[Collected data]
┏━━

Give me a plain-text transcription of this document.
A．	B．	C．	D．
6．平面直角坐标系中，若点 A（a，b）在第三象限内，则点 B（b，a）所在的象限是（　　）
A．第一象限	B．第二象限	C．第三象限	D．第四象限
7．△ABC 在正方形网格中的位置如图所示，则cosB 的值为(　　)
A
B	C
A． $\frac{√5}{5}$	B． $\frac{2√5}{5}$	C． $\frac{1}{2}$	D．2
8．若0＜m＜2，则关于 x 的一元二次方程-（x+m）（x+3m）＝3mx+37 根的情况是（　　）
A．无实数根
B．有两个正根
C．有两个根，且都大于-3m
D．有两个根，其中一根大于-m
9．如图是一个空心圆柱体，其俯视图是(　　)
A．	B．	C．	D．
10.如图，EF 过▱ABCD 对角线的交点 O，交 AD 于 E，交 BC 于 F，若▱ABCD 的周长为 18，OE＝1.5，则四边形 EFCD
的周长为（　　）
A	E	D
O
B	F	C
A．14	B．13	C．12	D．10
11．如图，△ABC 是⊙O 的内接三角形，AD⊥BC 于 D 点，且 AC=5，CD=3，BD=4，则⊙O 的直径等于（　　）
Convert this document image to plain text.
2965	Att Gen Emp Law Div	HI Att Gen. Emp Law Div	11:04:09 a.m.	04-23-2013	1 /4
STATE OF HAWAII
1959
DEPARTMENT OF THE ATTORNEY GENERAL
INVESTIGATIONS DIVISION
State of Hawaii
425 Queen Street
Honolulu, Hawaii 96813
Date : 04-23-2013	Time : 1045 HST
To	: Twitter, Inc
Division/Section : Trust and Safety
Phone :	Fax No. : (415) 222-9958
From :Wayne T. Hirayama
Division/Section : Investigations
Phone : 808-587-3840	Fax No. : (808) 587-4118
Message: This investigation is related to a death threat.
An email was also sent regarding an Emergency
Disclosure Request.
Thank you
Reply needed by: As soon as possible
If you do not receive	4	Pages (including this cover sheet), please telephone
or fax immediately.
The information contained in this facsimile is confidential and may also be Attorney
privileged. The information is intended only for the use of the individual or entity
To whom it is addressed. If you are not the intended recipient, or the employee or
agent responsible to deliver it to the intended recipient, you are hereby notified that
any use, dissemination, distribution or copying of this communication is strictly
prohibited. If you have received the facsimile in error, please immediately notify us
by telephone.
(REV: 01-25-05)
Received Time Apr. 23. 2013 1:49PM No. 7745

┗━━

**What is required**
Which lines include the word "telephone"? Copy every one of them.

**Correct response**
If you do not receive	4	Pages (including this cover sheet), please telephone
by telephone.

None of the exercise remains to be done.